GIVEN EXERCISE:
The entries below are to be written out again without alteration.

-- Start AVAILABLE DATA --

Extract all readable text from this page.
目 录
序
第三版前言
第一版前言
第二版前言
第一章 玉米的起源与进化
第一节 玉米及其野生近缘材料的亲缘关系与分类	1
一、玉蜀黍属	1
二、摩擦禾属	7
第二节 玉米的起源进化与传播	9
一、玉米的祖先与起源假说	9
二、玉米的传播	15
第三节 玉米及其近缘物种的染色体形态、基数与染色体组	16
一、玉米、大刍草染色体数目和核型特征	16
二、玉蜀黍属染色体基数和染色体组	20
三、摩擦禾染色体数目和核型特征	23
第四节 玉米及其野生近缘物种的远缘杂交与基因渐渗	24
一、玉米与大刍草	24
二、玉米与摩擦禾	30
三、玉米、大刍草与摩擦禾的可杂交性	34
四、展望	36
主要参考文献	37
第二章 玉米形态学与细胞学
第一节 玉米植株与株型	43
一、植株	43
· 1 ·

-- End AVAILABLE DATA --

COMPLETE RESPONSE:
Extract all readable text from this page.
目 录
序
第三版前言
第一版前言
第二版前言
第一章 玉米的起源与进化
第一节 玉米及其野生近缘材料的亲缘关系与分类	1
一、玉蜀黍属	1
二、摩擦禾属	7
第二节 玉米的起源进化与传播	9
一、玉米的祖先与起源假说	9
二、玉米的传播	15
第三节 玉米及其近缘物种的染色体形态、基数与染色体组	16
一、玉米、大刍草染色体数目和核型特征	16
二、玉蜀黍属染色体基数和染色体组	20
三、摩擦禾染色体数目和核型特征	23
第四节 玉米及其野生近缘物种的远缘杂交与基因渐渗	24
一、玉米与大刍草	24
二、玉米与摩擦禾	30
三、玉米、大刍草与摩擦禾的可杂交性	34
四、展望	36
主要参考文献	37
第二章 玉米形态学与细胞学
第一节 玉米植株与株型	43
一、植株	43
· 1 ·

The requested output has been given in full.